_Instrução a:_
Resuma em duas frases a resenha sobre o filme A Casa que Jack Construiu.

_Texto apresentado:_

┌──

A Casa que Jack Construiu

153 minutos

Dentre as tantas sensações conflituosas habituado a provocar, jamais imaginei que o polêmico Lars Von Trier pudesse ser desinteressante. Tenho amor por Melancolia e Dogville e repulsa por Anticristo e Os Idiotas, porém este A Casa que Jack Construiu está contaminado pela apatia da escassez de conteúdo a fim de preencher as 2 horas e meia de uma manifestação plena do fetiche egocêntrico do cineasta. É como se o personagem-título servisse como representação do próprio Trier (ou da imagem que este vende à imprensa e ao público), a de misógino, sádico e fascista, sem que houvesse autocrítica. Em seu lugar, a mais pura auto-indulgência, na inserção de trechos de todos seus filmes na forma de homenagem a si próprio.

Sendo assim, a trama subdividida em capítulos, amarrada no todo somente pelo diálogo de Jack (Dillon) com o poeta Virgílio, narra os incidentes por que aquele passou no formato de estudo do personagem assassino e psicótico, com transtorno obsessivo-compulsivo e mania de limpeza e que enxerga que seu trabalho é, na verdade, uma obra de arte (para desespero e discordância de seu interlocutor). Cada incidente é, portanto, a oportunidade para que Jack amadureça como serial killer, em cenas violentas e gráficas que tentar revirar o olhar, bem como a chance para uma argumentação sobre a arte propriamente dita, neste sentido, semelhante ao que fizera The Square – A Arte da Discórdia no ano passado.

Mas o resultado está longe de ser parecido. A começar porque todas as (longuíssimas) cenas de assassinato parecem contentar-se na violência por conta do choque, como se exibir e re-exibir a face de Uma Thurman amassada por uma macaco automobilístico ou a de uma Siobhan Fallon Hogan totalmente desfigurada funcionasse como crítica ou interpretação de algo maior. Nem mesmo os diálogos que antecedem o abate funcionam, já que Trier nunca foi um Quentin Tarantino nesse aspecto. De outro lado, por mais que admire a queda de braços dialética entre Jack e Virgílio, com a introdução de temas variados que tentam explicar ou, ao menos, integrar as ações do primeiro, a impressão que permanece é a de que Trier está apenas se gabando de seu conhecimento, ao tratar sobre a nobre podridão na fabricação de certos tipos de vinho, de conceitos da arquitetura e dos materiais ou da influência do pianista Glenn Gould na conceituação do que é arte.

└──

_Registros do exercício:_
┌──

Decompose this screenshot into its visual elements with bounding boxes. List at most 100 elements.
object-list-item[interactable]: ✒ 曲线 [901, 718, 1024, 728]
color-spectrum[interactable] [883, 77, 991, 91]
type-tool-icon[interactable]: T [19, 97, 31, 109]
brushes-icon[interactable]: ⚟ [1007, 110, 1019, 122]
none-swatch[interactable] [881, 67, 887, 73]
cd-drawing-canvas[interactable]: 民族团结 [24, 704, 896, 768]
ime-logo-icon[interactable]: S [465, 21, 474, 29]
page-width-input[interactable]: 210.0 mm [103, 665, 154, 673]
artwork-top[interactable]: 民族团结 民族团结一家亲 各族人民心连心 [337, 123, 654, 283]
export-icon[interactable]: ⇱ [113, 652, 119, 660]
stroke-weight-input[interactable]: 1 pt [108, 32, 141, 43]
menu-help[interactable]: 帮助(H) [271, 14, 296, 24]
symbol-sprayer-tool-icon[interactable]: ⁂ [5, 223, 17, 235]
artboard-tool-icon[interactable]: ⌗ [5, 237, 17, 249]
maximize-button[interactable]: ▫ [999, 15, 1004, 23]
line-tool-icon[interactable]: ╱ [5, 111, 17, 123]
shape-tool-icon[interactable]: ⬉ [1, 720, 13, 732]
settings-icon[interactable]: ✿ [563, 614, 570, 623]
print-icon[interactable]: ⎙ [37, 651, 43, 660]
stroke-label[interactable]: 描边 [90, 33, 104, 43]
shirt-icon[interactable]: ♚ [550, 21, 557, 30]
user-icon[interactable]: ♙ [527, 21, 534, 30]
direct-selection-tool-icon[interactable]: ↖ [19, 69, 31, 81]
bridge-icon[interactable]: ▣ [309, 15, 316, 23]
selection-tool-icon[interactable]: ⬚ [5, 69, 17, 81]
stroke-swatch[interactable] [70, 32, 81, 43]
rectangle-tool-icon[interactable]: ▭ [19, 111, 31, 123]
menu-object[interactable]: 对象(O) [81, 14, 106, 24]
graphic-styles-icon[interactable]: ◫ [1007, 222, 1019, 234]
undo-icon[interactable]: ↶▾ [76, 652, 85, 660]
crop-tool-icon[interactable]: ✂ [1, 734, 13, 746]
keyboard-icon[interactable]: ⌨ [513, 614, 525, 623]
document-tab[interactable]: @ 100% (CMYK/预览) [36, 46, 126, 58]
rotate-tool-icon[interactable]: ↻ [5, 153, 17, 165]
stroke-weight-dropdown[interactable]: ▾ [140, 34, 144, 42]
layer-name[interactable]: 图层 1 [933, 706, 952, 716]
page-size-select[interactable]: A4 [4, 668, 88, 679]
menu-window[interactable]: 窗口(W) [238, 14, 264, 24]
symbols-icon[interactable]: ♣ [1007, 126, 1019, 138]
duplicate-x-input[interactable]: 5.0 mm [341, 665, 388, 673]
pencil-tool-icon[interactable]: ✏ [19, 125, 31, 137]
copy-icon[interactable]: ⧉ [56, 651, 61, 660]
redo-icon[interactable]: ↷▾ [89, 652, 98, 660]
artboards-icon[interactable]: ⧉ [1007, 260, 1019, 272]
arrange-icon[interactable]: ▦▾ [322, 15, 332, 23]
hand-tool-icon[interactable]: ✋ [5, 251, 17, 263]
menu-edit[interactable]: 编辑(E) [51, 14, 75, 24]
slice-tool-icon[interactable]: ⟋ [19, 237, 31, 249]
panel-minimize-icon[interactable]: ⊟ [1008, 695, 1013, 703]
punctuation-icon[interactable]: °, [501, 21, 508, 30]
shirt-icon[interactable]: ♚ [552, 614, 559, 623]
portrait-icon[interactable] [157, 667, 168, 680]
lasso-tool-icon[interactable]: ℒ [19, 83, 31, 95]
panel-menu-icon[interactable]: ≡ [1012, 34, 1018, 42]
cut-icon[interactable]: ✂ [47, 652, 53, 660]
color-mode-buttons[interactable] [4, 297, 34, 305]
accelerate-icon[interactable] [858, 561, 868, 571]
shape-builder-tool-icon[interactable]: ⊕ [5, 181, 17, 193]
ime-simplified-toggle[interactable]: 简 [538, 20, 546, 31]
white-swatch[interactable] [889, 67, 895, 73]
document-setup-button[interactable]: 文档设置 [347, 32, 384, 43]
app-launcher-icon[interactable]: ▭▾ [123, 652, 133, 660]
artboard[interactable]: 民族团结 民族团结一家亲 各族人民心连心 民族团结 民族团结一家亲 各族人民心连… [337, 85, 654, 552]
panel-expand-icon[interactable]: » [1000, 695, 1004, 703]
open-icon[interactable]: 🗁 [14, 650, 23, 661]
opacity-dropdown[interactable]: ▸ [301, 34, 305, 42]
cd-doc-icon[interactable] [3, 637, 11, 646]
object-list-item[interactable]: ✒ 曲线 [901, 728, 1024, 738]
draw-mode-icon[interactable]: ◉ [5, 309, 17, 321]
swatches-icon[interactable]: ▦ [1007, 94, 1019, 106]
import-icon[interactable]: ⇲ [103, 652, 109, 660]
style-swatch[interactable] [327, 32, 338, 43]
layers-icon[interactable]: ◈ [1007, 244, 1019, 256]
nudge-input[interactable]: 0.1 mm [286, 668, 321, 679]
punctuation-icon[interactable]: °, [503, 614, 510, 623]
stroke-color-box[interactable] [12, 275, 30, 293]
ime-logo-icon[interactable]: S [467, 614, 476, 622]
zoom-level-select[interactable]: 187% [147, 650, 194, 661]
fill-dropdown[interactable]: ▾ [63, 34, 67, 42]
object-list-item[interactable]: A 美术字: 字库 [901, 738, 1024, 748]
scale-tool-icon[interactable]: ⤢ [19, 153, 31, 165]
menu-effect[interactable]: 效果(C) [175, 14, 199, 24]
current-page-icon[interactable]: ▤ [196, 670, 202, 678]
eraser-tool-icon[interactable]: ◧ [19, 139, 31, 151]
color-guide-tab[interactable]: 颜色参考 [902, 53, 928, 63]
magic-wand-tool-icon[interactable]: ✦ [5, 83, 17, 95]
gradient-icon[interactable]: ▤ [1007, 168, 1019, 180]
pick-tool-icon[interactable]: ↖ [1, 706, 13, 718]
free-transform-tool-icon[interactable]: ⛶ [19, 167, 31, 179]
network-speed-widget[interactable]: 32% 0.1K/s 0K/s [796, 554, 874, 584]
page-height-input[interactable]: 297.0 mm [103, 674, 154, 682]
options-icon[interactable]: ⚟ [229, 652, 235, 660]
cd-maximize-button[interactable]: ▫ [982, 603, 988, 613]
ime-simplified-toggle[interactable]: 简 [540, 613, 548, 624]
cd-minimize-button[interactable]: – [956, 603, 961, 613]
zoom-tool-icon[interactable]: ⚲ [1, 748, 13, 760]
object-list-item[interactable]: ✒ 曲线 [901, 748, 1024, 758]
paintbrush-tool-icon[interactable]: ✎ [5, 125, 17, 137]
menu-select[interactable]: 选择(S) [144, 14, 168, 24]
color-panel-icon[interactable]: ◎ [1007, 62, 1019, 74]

└──

_Instrução b:_
Edite os registros desde a primeira linha até a linha que contém "stroke-label[interactable]: 描边 [90, 33, 104, 43]", incluída, substituindo "stroke-weight-input" por "stroke-width-input" e mantendo todo o restante sem alteração.

_Resposta correta a:_
A resenha considera A Casa que Jack Construiu desinteressante e vê no filme uma manifestação de autoindulgência de Lars Von Trier, que insere trechos de todos os seus filmes como homenagem a si próprio. A trama, dividida em capítulos e amarrada pelo diálogo de Jack com o poeta Virgílio, acompanha os assassinatos do protagonista em cenas longas e violentas que, segundo o texto, buscam apenas o choque, enquanto os debates sobre arte dão a impressão de que o cineasta só se gaba de seu conhecimento.

_Resposta correta b:_
Decompose this screenshot into its visual elements with bounding boxes. List at most 100 elements.
object-list-item[interactable]: ✒ 曲线 [901, 718, 1024, 728]
color-spectrum[interactable] [883, 77, 991, 91]
type-tool-icon[interactable]: T [19, 97, 31, 109]
brushes-icon[interactable]: ⚟ [1007, 110, 1019, 122]
none-swatch[interactable] [881, 67, 887, 73]
cd-drawing-canvas[interactable]: 民族团结 [24, 704, 896, 768]
ime-logo-icon[interactable]: S [465, 21, 474, 29]
page-width-input[interactable]: 210.0 mm [103, 665, 154, 673]
artwork-top[interactable]: 民族团结 民族团结一家亲 各族人民心连心 [337, 123, 654, 283]
export-icon[interactable]: ⇱ [113, 652, 119, 660]
stroke-width-input[interactable]: 1 pt [108, 32, 141, 43]
menu-help[interactable]: 帮助(H) [271, 14, 296, 24]
symbol-sprayer-tool-icon[interactable]: ⁂ [5, 223, 17, 235]
artboard-tool-icon[interactable]: ⌗ [5, 237, 17, 249]
maximize-button[interactable]: ▫ [999, 15, 1004, 23]
line-tool-icon[interactable]: ╱ [5, 111, 17, 123]
shape-tool-icon[interactable]: ⬉ [1, 720, 13, 732]
settings-icon[interactable]: ✿ [563, 614, 570, 623]
print-icon[interactable]: ⎙ [37, 651, 43, 660]
stroke-label[interactable]: 描边 [90, 33, 104, 43]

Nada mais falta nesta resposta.